> **Source data**

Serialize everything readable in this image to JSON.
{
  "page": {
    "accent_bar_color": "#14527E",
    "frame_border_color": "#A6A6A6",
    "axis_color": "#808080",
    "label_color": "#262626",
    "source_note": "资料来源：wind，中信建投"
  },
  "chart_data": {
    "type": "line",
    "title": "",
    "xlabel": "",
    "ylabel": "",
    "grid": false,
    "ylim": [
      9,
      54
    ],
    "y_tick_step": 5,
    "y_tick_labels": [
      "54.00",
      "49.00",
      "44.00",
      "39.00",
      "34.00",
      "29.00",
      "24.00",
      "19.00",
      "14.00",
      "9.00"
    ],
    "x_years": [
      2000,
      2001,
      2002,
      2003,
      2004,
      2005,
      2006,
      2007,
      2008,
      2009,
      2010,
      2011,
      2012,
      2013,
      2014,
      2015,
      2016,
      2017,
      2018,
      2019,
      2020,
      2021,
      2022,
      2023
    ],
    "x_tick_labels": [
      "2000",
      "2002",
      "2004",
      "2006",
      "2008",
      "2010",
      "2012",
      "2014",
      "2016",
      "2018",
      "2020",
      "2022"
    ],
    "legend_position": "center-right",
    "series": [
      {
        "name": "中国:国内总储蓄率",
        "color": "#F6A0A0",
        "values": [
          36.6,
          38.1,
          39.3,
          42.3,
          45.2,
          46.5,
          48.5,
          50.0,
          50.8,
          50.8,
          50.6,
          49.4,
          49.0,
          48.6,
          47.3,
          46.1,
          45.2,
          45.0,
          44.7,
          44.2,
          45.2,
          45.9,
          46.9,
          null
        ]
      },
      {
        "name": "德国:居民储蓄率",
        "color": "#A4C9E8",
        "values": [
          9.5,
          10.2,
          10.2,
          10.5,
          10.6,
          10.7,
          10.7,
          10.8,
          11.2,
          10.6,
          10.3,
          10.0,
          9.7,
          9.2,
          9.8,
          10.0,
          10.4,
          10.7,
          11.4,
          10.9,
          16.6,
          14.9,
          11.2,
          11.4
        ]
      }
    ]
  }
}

> **Task description**
Repeat the data exactly. Leave nothing out.

> **Exercise result**
Serialize everything readable in this image to JSON.
{
  "page": {
    "accent_bar_color": "#14527E",
    "frame_border_color": "#A6A6A6",
    "axis_color": "#808080",
    "label_color": "#262626",
    "source_note": "资料来源：wind，中信建投"
  },
  "chart_data": {
    "type": "line",
    "title": "",
    "xlabel": "",
    "ylabel": "",
    "grid": false,
    "ylim": [
      9,
      54
    ],
    "y_tick_step": 5,
    "y_tick_labels": [
      "54.00",
      "49.00",
      "44.00",
      "39.00",
      "34.00",
      "29.00",
      "24.00",
      "19.00",
      "14.00",
      "9.00"
    ],
    "x_years": [
      2000,
      2001,
      2002,
      2003,
      2004,
      2005,
      2006,
      2007,
      2008,
      2009,
      2010,
      2011,
      2012,
      2013,
      2014,
      2015,
      2016,
      2017,
      2018,
      2019,
      2020,
      2021,
      2022,
      2023
    ],
    "x_tick_labels": [
      "2000",
      "2002",
      "2004",
      "2006",
      "2008",
      "2010",
      "2012",
      "2014",
      "2016",
      "2018",
      "2020",
      "2022"
    ],
    "legend_position": "center-right",
    "series": [
      {
        "name": "中国:国内总储蓄率",
        "color": "#F6A0A0",
        "values": [
          36.6,
          38.1,
          39.3,
          42.3,
          45.2,
          46.5,
          48.5,
          50.0,
          50.8,
          50.8,
          50.6,
          49.4,
          49.0,
          48.6,
          47.3,
          46.1,
          45.2,
          45.0,
          44.7,
          44.2,
          45.2,
          45.9,
          46.9,
          null
        ]
      },
      {
        "name": "德国:居民储蓄率",
        "color": "#A4C9E8",
        "values": [
          9.5,
          10.2,
          10.2,
          10.5,
          10.6,
          10.7,
          10.7,
          10.8,
          11.2,
          10.6,
          10.3,
          10.0,
          9.7,
          9.2,
          9.8,
          10.0,
          10.4,
          10.7,
          11.4,
          10.9,
          16.6,
          14.9,
          11.2,
          11.4
        ]
      }
    ]
  }
}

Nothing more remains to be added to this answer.